-- start PROVIDED MATERIAL --

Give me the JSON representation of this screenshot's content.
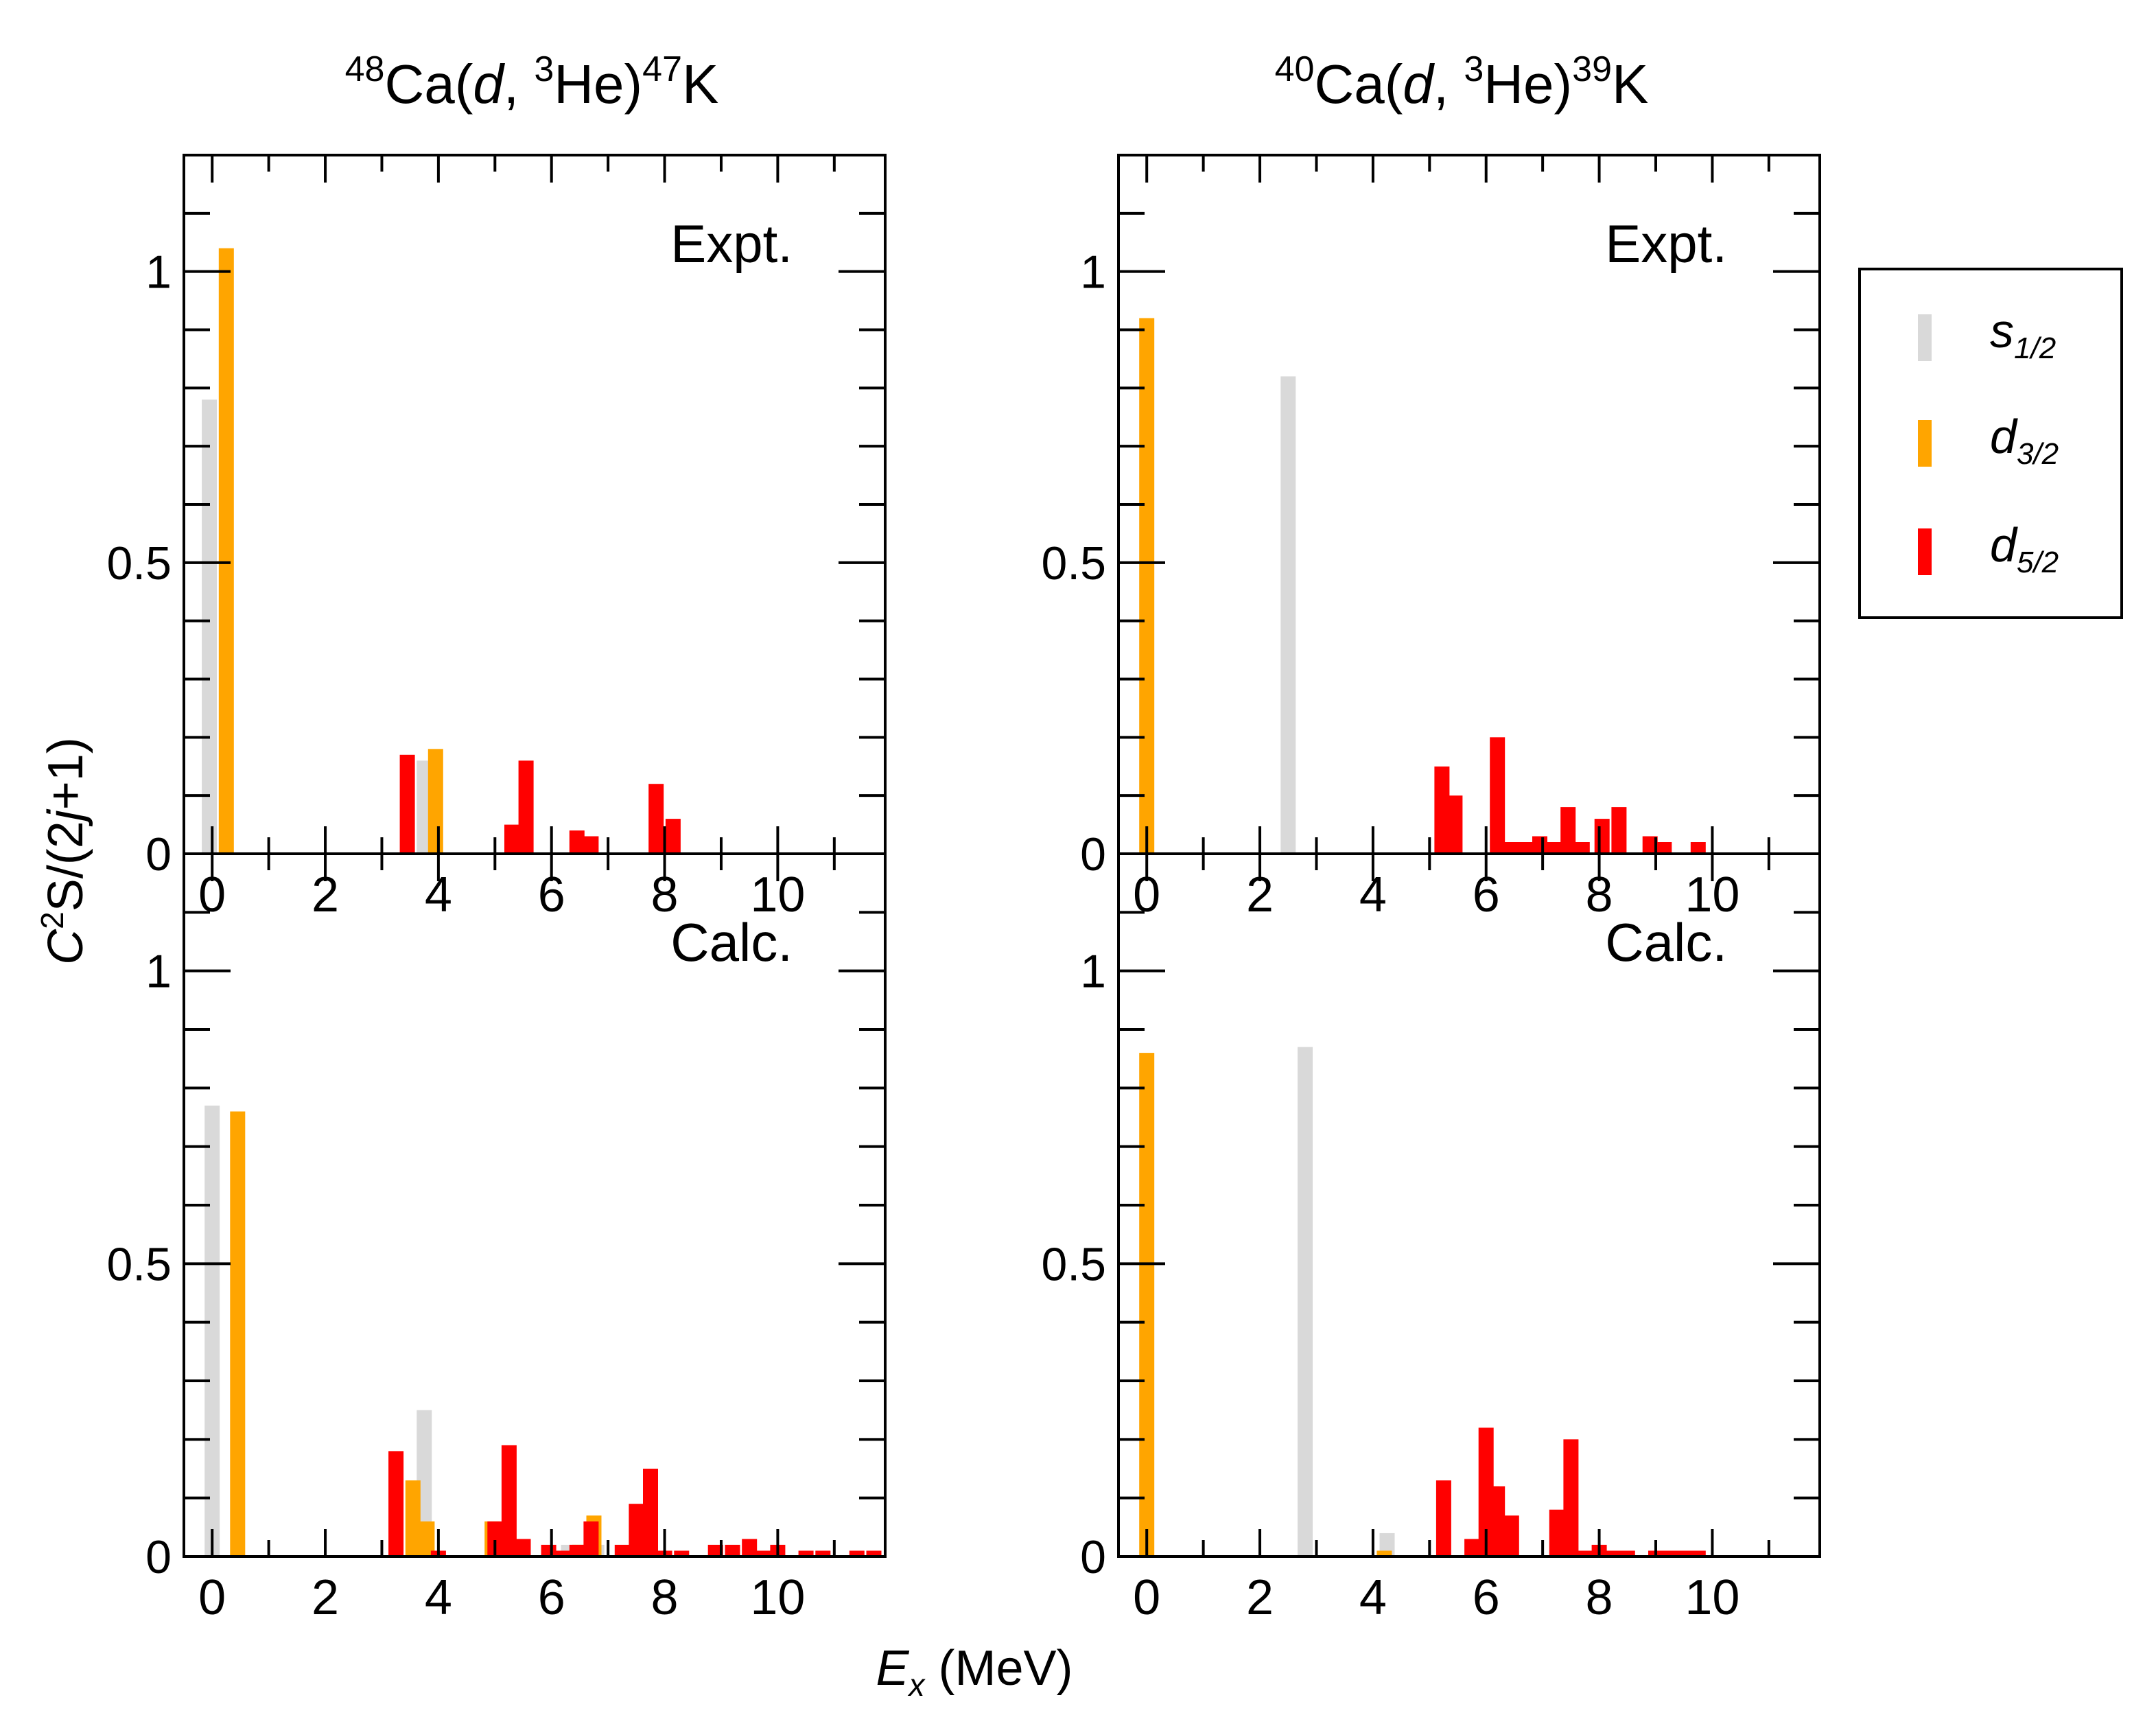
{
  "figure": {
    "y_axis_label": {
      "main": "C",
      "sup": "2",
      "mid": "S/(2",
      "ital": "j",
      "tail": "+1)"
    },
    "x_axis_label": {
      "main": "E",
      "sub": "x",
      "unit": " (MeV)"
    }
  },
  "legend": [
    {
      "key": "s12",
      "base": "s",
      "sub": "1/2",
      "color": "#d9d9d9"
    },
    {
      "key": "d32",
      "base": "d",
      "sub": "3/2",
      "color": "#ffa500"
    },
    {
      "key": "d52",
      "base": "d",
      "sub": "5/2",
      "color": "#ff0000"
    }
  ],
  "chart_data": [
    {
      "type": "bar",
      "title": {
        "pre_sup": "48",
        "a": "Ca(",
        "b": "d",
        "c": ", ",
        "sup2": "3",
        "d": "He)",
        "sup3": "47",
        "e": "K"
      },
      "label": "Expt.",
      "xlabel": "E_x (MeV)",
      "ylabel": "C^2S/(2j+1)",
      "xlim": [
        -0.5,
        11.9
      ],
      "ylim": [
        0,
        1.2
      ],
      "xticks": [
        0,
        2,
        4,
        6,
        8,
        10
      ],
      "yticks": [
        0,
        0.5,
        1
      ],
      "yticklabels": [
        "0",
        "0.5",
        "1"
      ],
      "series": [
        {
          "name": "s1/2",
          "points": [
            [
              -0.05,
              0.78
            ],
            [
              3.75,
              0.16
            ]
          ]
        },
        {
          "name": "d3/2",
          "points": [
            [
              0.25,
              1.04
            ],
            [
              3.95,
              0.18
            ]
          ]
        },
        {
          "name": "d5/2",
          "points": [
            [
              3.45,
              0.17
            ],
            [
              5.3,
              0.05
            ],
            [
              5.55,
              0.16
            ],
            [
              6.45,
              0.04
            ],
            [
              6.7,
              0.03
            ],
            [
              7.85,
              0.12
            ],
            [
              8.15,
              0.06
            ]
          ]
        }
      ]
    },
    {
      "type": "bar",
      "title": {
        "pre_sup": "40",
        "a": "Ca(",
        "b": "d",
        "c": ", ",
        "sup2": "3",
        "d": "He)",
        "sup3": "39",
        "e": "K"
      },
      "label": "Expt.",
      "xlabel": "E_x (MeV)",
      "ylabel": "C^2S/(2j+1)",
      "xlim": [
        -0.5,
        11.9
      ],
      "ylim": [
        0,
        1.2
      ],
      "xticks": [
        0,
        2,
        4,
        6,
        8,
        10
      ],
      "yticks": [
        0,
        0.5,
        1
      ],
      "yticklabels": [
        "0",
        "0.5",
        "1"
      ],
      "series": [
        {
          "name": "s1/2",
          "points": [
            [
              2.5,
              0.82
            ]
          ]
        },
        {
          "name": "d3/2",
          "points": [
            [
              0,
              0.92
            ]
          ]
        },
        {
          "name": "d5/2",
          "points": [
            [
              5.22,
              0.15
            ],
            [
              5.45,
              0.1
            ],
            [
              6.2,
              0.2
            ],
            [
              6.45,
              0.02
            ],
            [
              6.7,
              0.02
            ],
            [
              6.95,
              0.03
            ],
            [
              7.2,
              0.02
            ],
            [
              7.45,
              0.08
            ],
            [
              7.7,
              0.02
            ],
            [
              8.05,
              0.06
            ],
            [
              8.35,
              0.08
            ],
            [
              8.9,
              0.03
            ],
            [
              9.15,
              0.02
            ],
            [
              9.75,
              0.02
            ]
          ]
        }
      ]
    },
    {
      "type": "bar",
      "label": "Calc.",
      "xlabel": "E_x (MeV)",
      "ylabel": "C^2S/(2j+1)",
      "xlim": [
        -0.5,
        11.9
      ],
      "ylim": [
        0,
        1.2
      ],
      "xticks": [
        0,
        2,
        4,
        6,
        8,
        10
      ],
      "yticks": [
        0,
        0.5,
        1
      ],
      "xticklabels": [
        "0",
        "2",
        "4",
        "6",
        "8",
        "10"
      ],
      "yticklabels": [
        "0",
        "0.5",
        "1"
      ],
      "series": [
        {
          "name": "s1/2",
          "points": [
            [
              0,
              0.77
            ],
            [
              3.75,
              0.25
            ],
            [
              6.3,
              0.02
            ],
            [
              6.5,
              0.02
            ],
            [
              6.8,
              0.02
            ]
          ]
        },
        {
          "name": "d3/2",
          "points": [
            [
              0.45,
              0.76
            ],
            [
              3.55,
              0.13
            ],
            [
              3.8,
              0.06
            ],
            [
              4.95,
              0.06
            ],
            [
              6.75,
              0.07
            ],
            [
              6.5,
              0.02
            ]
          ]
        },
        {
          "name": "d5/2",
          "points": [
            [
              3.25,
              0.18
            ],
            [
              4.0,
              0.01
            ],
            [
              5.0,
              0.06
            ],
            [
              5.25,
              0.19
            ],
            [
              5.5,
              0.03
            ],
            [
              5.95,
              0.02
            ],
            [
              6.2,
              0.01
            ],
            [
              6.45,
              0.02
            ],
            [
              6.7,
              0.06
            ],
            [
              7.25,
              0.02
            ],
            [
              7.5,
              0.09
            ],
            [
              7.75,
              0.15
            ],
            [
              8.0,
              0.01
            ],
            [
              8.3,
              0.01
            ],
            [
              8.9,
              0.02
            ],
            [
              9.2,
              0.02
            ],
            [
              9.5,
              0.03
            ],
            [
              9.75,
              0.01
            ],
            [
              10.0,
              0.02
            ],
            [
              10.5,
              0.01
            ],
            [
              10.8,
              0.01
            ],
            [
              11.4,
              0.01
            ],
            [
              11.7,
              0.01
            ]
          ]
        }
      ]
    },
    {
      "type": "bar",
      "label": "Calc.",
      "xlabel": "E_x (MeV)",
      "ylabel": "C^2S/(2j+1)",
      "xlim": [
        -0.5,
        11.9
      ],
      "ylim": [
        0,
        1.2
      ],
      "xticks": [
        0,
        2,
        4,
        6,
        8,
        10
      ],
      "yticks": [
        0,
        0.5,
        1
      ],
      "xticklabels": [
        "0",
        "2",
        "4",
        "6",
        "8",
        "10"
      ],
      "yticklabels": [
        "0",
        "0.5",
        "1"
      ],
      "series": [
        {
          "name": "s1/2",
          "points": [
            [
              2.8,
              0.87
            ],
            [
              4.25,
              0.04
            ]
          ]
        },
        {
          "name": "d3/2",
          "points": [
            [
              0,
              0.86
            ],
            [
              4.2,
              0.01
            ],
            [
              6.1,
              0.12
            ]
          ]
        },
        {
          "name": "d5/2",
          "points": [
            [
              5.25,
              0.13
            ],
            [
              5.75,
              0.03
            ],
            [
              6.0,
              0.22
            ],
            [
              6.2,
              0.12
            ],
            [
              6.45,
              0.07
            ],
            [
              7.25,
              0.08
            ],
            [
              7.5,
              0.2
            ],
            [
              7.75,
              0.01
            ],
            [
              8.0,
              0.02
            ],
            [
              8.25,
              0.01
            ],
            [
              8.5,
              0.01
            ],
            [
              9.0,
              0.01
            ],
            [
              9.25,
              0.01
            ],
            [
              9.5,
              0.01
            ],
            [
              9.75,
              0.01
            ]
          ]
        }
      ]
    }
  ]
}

-- end PROVIDED MATERIAL --

> _REQUIRED WORK_: Quote the material exactly. Pictures stay out.

> _EXPECTED OUTPUT_:
Give me the JSON representation of this screenshot's content.
{
  "figure": {
    "y_axis_label": {
      "main": "C",
      "sup": "2",
      "mid": "S/(2",
      "ital": "j",
      "tail": "+1)"
    },
    "x_axis_label": {
      "main": "E",
      "sub": "x",
      "unit": " (MeV)"
    }
  },
  "legend": [
    {
      "key": "s12",
      "base": "s",
      "sub": "1/2",
      "color": "#d9d9d9"
    },
    {
      "key": "d32",
      "base": "d",
      "sub": "3/2",
      "color": "#ffa500"
    },
    {
      "key": "d52",
      "base": "d",
      "sub": "5/2",
      "color": "#ff0000"
    }
  ],
  "chart_data": [
    {
      "type": "bar",
      "title": {
        "pre_sup": "48",
        "a": "Ca(",
        "b": "d",
        "c": ", ",
        "sup2": "3",
        "d": "He)",
        "sup3": "47",
        "e": "K"
      },
      "label": "Expt.",
      "xlabel": "E_x (MeV)",
      "ylabel": "C^2S/(2j+1)",
      "xlim": [
        -0.5,
        11.9
      ],
      "ylim": [
        0,
        1.2
      ],
      "xticks": [
        0,
        2,
        4,
        6,
        8,
        10
      ],
      "yticks": [
        0,
        0.5,
        1
      ],
      "yticklabels": [
        "0",
        "0.5",
        "1"
      ],
      "series": [
        {
          "name": "s1/2",
          "points": [
            [
              -0.05,
              0.78
            ],
            [
              3.75,
              0.16
            ]
          ]
        },
        {
          "name": "d3/2",
          "points": [
            [
              0.25,
              1.04
            ],
            [
              3.95,
              0.18
            ]
          ]
        },
        {
          "name": "d5/2",
          "points": [
            [
              3.45,
              0.17
            ],
            [
              5.3,
              0.05
            ],
            [
              5.55,
              0.16
            ],
            [
              6.45,
              0.04
            ],
            [
              6.7,
              0.03
            ],
            [
              7.85,
              0.12
            ],
            [
              8.15,
              0.06
            ]
          ]
        }
      ]
    },
    {
      "type": "bar",
      "title": {
        "pre_sup": "40",
        "a": "Ca(",
        "b": "d",
        "c": ", ",
        "sup2": "3",
        "d": "He)",
        "sup3": "39",
        "e": "K"
      },
      "label": "Expt.",
      "xlabel": "E_x (MeV)",
      "ylabel": "C^2S/(2j+1)",
      "xlim": [
        -0.5,
        11.9
      ],
      "ylim": [
        0,
        1.2
      ],
      "xticks": [
        0,
        2,
        4,
        6,
        8,
        10
      ],
      "yticks": [
        0,
        0.5,
        1
      ],
      "yticklabels": [
        "0",
        "0.5",
        "1"
      ],
      "series": [
        {
          "name": "s1/2",
          "points": [
            [
              2.5,
              0.82
            ]
          ]
        },
        {
          "name": "d3/2",
          "points": [
            [
              0,
              0.92
            ]
          ]
        },
        {
          "name": "d5/2",
          "points": [
            [
              5.22,
              0.15
            ],
            [
              5.45,
              0.1
            ],
            [
              6.2,
              0.2
            ],
            [
              6.45,
              0.02
            ],
            [
              6.7,
              0.02
            ],
            [
              6.95,
              0.03
            ],
            [
              7.2,
              0.02
            ],
            [
              7.45,
              0.08
            ],
            [
              7.7,
              0.02
            ],
            [
              8.05,
              0.06
            ],
            [
              8.35,
              0.08
            ],
            [
              8.9,
              0.03
            ],
            [
              9.15,
              0.02
            ],
            [
              9.75,
              0.02
            ]
          ]
        }
      ]
    },
    {
      "type": "bar",
      "label": "Calc.",
      "xlabel": "E_x (MeV)",
      "ylabel": "C^2S/(2j+1)",
      "xlim": [
        -0.5,
        11.9
      ],
      "ylim": [
        0,
        1.2
      ],
      "xticks": [
        0,
        2,
        4,
        6,
        8,
        10
      ],
      "yticks": [
        0,
        0.5,
        1
      ],
      "xticklabels": [
        "0",
        "2",
        "4",
        "6",
        "8",
        "10"
      ],
      "yticklabels": [
        "0",
        "0.5",
        "1"
      ],
      "series": [
        {
          "name": "s1/2",
          "points": [
            [
              0,
              0.77
            ],
            [
              3.75,
              0.25
            ],
            [
              6.3,
              0.02
            ],
            [
              6.5,
              0.02
            ],
            [
              6.8,
              0.02
            ]
          ]
        },
        {
          "name": "d3/2",
          "points": [
            [
              0.45,
              0.76
            ],
            [
              3.55,
              0.13
            ],
            [
              3.8,
              0.06
            ],
            [
              4.95,
              0.06
            ],
            [
              6.75,
              0.07
            ],
            [
              6.5,
              0.02
            ]
          ]
        },
        {
          "name": "d5/2",
          "points": [
            [
              3.25,
              0.18
            ],
            [
              4.0,
              0.01
            ],
            [
              5.0,
              0.06
            ],
            [
              5.25,
              0.19
            ],
            [
              5.5,
              0.03
            ],
            [
              5.95,
              0.02
            ],
            [
              6.2,
              0.01
            ],
            [
              6.45,
              0.02
            ],
            [
              6.7,
              0.06
            ],
            [
              7.25,
              0.02
            ],
            [
              7.5,
              0.09
            ],
            [
              7.75,
              0.15
            ],
            [
              8.0,
              0.01
            ],
            [
              8.3,
              0.01
            ],
            [
              8.9,
              0.02
            ],
            [
              9.2,
              0.02
            ],
            [
              9.5,
              0.03
            ],
            [
              9.75,
              0.01
            ],
            [
              10.0,
              0.02
            ],
            [
              10.5,
              0.01
            ],
            [
              10.8,
              0.01
            ],
            [
              11.4,
              0.01
            ],
            [
              11.7,
              0.01
            ]
          ]
        }
      ]
    },
    {
      "type": "bar",
      "label": "Calc.",
      "xlabel": "E_x (MeV)",
      "ylabel": "C^2S/(2j+1)",
      "xlim": [
        -0.5,
        11.9
      ],
      "ylim": [
        0,
        1.2
      ],
      "xticks": [
        0,
        2,
        4,
        6,
        8,
        10
      ],
      "yticks": [
        0,
        0.5,
        1
      ],
      "xticklabels": [
        "0",
        "2",
        "4",
        "6",
        "8",
        "10"
      ],
      "yticklabels": [
        "0",
        "0.5",
        "1"
      ],
      "series": [
        {
          "name": "s1/2",
          "points": [
            [
              2.8,
              0.87
            ],
            [
              4.25,
              0.04
            ]
          ]
        },
        {
          "name": "d3/2",
          "points": [
            [
              0,
              0.86
            ],
            [
              4.2,
              0.01
            ],
            [
              6.1,
              0.12
            ]
          ]
        },
        {
          "name": "d5/2",
          "points": [
            [
              5.25,
              0.13
            ],
            [
              5.75,
              0.03
            ],
            [
              6.0,
              0.22
            ],
            [
              6.2,
              0.12
            ],
            [
              6.45,
              0.07
            ],
            [
              7.25,
              0.08
            ],
            [
              7.5,
              0.2
            ],
            [
              7.75,
              0.01
            ],
            [
              8.0,
              0.02
            ],
            [
              8.25,
              0.01
            ],
            [
              8.5,
              0.01
            ],
            [
              9.0,
              0.01
            ],
            [
              9.25,
              0.01
            ],
            [
              9.5,
              0.01
            ],
            [
              9.75,
              0.01
            ]
          ]
        }
      ]
    }
  ]
}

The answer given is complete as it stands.